+++ Entries provided
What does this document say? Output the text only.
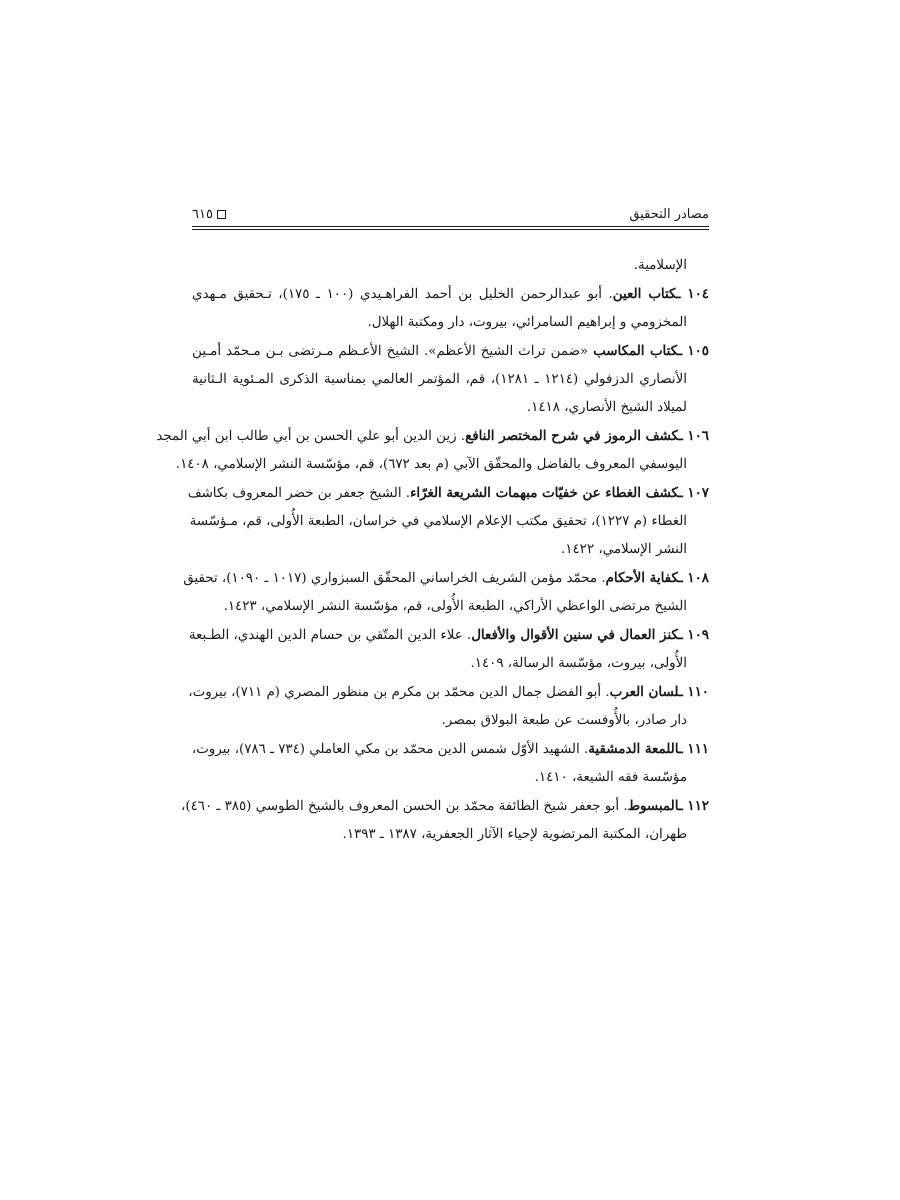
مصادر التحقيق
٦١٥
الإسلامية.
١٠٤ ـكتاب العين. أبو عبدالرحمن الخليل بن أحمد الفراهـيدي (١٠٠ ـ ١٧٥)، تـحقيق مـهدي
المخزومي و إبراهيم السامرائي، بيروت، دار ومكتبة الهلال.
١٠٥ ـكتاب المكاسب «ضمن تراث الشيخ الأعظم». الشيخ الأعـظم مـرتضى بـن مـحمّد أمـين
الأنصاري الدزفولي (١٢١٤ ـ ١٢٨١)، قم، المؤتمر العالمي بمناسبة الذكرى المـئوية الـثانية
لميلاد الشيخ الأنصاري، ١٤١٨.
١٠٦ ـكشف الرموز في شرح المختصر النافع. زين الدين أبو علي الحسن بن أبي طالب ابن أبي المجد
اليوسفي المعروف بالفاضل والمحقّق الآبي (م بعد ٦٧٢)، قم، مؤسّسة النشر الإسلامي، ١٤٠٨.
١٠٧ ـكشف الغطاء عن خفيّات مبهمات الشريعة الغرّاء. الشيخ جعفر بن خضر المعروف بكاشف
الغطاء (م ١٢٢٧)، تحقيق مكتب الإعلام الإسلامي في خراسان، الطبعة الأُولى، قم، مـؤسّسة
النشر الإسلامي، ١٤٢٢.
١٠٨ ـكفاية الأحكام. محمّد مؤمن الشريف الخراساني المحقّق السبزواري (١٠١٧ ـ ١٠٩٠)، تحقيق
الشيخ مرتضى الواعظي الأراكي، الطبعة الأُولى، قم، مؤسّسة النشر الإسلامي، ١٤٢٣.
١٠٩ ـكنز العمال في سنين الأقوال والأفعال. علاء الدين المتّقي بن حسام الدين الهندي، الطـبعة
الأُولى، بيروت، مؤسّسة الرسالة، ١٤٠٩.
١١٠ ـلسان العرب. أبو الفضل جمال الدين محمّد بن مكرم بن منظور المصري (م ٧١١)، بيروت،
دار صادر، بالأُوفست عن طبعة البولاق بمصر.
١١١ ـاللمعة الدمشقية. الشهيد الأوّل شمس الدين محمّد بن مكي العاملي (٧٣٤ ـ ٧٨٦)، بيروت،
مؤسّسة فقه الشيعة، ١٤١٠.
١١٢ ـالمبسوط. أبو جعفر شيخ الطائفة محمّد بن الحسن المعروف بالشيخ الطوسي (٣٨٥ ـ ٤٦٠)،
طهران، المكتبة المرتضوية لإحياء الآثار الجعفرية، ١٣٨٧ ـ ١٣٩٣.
++++++
Exercise description |
Write out each entry exactly as given, but skip the pictures.

Expected output |
What does this document say? Output the text only.
مصادر التحقيق
٦١٥
الإسلامية.
١٠٤ ـكتاب العين. أبو عبدالرحمن الخليل بن أحمد الفراهـيدي (١٠٠ ـ ١٧٥)، تـحقيق مـهدي
المخزومي و إبراهيم السامرائي، بيروت، دار ومكتبة الهلال.
١٠٥ ـكتاب المكاسب «ضمن تراث الشيخ الأعظم». الشيخ الأعـظم مـرتضى بـن مـحمّد أمـين
الأنصاري الدزفولي (١٢١٤ ـ ١٢٨١)، قم، المؤتمر العالمي بمناسبة الذكرى المـئوية الـثانية
لميلاد الشيخ الأنصاري، ١٤١٨.
١٠٦ ـكشف الرموز في شرح المختصر النافع. زين الدين أبو علي الحسن بن أبي طالب ابن أبي المجد
اليوسفي المعروف بالفاضل والمحقّق الآبي (م بعد ٦٧٢)، قم، مؤسّسة النشر الإسلامي، ١٤٠٨.
١٠٧ ـكشف الغطاء عن خفيّات مبهمات الشريعة الغرّاء. الشيخ جعفر بن خضر المعروف بكاشف
الغطاء (م ١٢٢٧)، تحقيق مكتب الإعلام الإسلامي في خراسان، الطبعة الأُولى، قم، مـؤسّسة
النشر الإسلامي، ١٤٢٢.
١٠٨ ـكفاية الأحكام. محمّد مؤمن الشريف الخراساني المحقّق السبزواري (١٠١٧ ـ ١٠٩٠)، تحقيق
الشيخ مرتضى الواعظي الأراكي، الطبعة الأُولى، قم، مؤسّسة النشر الإسلامي، ١٤٢٣.
١٠٩ ـكنز العمال في سنين الأقوال والأفعال. علاء الدين المتّقي بن حسام الدين الهندي، الطـبعة
الأُولى، بيروت، مؤسّسة الرسالة، ١٤٠٩.
١١٠ ـلسان العرب. أبو الفضل جمال الدين محمّد بن مكرم بن منظور المصري (م ٧١١)، بيروت،
دار صادر، بالأُوفست عن طبعة البولاق بمصر.
١١١ ـاللمعة الدمشقية. الشهيد الأوّل شمس الدين محمّد بن مكي العاملي (٧٣٤ ـ ٧٨٦)، بيروت،
مؤسّسة فقه الشيعة، ١٤١٠.
١١٢ ـالمبسوط. أبو جعفر شيخ الطائفة محمّد بن الحسن المعروف بالشيخ الطوسي (٣٨٥ ـ ٤٦٠)،
طهران، المكتبة المرتضوية لإحياء الآثار الجعفرية، ١٣٨٧ ـ ١٣٩٣.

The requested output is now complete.